- What the exercise asks
For each line that holds "mají", copy the line out.

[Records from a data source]
>>>>>
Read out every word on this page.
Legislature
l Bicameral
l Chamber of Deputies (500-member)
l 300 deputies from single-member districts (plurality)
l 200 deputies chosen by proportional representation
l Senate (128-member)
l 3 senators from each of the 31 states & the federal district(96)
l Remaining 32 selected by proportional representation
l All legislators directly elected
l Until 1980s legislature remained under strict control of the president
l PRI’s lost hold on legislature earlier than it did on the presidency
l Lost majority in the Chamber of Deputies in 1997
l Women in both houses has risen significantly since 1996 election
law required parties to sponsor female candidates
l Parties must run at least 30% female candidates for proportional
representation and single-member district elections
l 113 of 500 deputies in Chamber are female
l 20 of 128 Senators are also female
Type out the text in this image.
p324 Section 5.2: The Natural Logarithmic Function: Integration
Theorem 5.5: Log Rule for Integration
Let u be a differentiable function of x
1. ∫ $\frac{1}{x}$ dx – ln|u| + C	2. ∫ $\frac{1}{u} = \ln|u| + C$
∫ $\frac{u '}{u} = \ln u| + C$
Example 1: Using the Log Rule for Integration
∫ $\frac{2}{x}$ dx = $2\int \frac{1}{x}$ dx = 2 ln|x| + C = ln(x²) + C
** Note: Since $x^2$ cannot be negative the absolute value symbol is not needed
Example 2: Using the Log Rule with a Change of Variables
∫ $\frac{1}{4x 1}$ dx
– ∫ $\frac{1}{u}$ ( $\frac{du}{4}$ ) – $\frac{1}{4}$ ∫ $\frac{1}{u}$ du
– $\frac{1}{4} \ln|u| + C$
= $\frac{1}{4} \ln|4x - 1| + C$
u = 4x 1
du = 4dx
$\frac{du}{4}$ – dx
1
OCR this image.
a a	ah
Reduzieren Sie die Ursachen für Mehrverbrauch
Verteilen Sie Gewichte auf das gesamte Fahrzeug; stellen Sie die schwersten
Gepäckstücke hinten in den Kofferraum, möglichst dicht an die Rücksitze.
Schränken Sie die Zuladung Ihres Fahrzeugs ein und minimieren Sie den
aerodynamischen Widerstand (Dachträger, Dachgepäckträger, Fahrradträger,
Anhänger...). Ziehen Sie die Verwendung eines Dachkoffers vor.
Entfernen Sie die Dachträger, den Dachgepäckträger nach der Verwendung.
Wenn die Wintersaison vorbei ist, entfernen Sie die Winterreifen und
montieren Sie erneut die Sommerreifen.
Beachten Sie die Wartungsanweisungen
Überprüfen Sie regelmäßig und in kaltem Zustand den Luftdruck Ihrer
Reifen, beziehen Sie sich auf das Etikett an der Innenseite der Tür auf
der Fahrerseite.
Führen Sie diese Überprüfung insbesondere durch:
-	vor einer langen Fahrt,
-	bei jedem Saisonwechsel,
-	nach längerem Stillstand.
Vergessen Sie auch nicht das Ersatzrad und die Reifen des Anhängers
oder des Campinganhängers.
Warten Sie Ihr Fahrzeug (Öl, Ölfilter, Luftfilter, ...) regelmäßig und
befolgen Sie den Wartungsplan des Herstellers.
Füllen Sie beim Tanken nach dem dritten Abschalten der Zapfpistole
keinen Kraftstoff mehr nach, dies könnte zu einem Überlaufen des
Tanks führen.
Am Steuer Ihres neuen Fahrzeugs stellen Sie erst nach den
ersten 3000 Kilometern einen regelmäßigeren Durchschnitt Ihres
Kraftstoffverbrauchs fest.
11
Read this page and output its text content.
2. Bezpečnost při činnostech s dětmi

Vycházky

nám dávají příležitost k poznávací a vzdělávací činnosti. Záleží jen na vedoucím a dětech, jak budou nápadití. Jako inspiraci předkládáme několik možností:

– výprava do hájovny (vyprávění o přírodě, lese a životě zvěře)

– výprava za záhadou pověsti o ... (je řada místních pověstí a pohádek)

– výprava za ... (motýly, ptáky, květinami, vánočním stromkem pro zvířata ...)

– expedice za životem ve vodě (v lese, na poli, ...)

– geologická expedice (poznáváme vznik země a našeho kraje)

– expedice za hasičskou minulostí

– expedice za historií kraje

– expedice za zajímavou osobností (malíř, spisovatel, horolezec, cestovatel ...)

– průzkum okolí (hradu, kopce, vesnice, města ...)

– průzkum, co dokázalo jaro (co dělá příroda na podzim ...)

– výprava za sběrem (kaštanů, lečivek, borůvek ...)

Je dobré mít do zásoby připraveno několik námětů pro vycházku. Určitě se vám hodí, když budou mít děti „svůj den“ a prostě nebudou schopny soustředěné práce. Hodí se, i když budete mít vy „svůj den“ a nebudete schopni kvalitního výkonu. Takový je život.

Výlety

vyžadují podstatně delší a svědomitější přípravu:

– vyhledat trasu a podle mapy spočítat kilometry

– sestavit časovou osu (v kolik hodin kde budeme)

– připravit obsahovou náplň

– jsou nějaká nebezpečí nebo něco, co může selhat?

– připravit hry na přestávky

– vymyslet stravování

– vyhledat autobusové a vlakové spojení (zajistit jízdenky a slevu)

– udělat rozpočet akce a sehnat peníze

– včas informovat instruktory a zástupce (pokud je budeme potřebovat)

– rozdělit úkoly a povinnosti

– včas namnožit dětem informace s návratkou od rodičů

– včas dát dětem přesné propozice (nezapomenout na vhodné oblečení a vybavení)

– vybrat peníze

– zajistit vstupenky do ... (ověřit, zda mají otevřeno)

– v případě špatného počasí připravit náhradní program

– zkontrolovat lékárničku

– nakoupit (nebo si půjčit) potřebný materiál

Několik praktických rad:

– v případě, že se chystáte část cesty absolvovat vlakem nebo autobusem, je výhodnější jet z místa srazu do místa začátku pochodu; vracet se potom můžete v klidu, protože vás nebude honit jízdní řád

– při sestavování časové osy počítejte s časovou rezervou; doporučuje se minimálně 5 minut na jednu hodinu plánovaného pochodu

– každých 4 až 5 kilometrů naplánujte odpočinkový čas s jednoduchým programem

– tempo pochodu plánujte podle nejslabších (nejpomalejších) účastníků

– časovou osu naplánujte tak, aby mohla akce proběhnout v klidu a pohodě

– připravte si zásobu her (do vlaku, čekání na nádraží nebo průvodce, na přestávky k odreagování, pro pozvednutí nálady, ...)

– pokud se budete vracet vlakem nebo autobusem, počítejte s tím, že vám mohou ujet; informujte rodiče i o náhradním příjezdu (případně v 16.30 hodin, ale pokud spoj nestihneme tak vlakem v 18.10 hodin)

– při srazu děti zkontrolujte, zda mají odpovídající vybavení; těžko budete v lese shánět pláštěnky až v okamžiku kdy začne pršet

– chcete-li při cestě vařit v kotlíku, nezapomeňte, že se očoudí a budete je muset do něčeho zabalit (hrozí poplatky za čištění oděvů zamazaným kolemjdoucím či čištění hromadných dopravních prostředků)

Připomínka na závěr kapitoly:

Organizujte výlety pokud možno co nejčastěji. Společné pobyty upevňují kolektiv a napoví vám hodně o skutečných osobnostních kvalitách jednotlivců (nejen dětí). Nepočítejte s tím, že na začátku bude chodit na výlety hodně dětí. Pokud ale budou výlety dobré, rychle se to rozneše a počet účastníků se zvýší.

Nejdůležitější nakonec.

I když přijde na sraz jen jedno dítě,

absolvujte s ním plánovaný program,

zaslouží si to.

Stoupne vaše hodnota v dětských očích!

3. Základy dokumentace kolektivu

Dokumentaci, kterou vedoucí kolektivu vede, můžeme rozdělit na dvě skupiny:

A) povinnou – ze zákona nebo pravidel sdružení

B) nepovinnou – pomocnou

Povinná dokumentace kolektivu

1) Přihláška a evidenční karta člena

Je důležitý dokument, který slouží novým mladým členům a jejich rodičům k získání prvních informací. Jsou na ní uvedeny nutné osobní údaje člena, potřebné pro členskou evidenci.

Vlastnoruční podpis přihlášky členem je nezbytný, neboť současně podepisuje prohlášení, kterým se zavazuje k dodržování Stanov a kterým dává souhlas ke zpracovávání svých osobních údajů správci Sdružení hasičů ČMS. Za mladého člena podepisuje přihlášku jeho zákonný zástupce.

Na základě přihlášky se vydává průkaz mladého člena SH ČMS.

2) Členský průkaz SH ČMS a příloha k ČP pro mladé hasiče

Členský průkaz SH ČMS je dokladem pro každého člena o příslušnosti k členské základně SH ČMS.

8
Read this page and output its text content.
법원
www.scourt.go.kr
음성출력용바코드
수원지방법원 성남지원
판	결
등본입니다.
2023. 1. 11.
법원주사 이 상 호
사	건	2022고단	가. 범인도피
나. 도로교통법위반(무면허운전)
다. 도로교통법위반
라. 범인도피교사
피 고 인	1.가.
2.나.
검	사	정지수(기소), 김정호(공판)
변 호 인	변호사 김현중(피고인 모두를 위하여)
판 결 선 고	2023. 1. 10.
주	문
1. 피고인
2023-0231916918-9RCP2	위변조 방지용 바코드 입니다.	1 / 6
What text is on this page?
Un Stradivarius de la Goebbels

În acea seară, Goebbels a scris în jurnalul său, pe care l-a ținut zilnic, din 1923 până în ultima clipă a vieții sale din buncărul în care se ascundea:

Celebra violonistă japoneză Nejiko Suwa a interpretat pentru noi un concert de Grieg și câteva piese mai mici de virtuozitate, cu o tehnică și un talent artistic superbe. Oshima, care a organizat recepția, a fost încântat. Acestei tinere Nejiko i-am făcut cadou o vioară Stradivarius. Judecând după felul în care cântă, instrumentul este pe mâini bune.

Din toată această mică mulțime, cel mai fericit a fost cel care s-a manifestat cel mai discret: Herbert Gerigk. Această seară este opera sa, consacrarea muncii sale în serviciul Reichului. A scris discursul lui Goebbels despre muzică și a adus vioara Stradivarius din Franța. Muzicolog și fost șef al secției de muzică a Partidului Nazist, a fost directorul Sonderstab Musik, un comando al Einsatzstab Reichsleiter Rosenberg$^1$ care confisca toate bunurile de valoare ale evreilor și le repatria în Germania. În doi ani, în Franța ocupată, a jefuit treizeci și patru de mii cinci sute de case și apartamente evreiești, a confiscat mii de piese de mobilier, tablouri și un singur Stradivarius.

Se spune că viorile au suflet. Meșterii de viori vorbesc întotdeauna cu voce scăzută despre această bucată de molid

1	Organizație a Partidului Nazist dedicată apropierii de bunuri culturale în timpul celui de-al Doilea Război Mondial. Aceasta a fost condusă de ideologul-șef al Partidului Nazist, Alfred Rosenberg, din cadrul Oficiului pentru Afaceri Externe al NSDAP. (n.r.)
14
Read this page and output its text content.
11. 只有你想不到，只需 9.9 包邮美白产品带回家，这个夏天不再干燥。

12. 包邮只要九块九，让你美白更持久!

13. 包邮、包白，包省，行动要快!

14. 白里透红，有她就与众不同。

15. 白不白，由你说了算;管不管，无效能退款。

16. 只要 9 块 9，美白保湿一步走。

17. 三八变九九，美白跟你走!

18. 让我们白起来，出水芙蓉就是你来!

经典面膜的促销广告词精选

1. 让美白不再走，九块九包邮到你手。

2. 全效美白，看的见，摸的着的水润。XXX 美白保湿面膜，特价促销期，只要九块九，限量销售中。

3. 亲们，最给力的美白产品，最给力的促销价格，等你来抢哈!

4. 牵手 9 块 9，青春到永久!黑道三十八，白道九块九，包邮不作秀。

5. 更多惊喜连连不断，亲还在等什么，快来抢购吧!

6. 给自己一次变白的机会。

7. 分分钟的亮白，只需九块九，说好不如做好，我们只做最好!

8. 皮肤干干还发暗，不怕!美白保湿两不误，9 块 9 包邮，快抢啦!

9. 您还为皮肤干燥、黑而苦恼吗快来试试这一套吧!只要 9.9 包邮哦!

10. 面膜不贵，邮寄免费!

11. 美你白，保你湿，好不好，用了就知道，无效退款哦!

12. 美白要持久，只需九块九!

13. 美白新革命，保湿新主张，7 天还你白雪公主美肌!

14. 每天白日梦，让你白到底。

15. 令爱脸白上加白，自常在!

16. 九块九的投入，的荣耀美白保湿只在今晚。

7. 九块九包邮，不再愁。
<<<<<
- Answer to this problem
– zajistit vstupenky do ... (ověřit, zda mají otevřeno)
– při srazu děti zkontrolujte, zda mají odpovídající vybavení; těžko budete v lese shánět pláštěnky až v okamžiku kdy začne pršet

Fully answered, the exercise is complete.